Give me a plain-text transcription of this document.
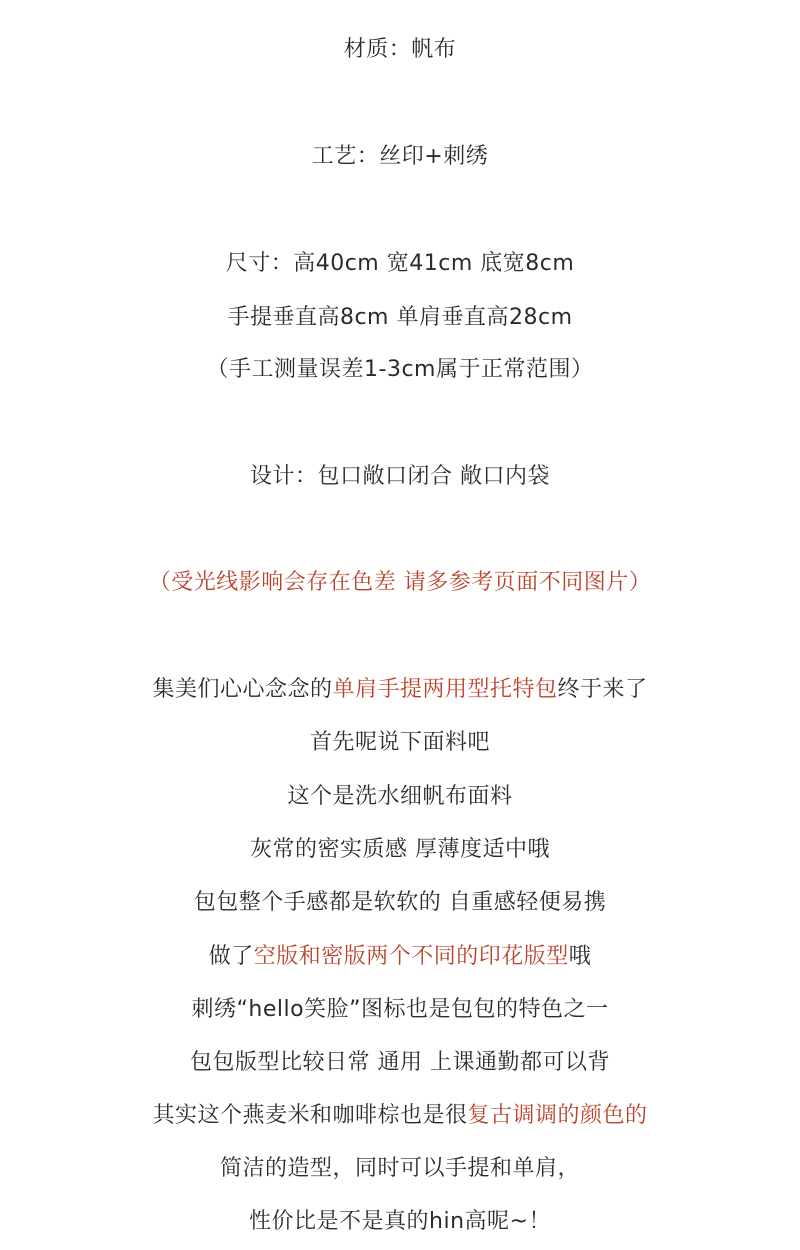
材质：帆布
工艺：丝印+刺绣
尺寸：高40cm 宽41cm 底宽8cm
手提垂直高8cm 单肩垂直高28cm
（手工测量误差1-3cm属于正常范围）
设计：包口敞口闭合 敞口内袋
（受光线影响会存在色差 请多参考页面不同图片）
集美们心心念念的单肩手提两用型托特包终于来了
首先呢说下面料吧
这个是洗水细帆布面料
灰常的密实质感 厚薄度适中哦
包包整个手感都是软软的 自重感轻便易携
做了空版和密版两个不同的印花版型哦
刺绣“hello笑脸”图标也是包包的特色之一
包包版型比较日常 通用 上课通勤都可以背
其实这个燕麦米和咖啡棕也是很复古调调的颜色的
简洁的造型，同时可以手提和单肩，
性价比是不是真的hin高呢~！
● ● ● ●
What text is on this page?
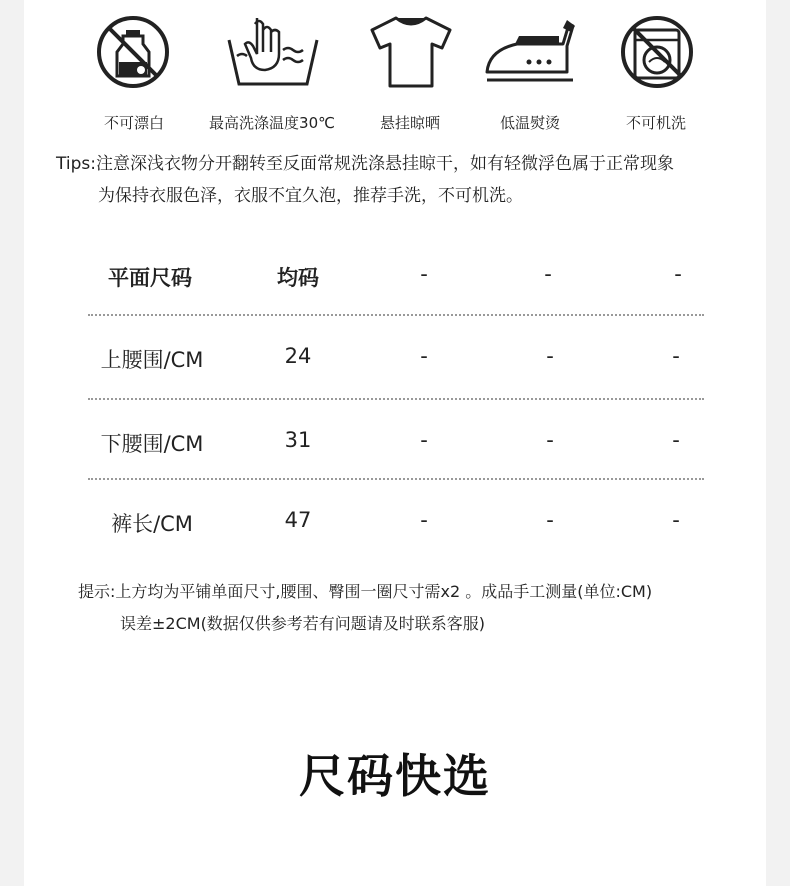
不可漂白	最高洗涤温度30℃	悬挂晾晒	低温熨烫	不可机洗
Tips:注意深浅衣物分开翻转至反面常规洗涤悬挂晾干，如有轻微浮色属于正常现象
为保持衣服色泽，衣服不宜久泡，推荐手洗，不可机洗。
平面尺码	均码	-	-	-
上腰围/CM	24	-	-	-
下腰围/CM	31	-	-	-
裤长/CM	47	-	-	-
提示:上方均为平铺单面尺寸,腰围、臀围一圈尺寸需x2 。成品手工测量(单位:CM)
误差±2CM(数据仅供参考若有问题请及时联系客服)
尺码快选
● ● ● ●
Read the lines above. Gather those in which the string "this" is found.

Give me a plain-text transcription of this document.
What text is on this page?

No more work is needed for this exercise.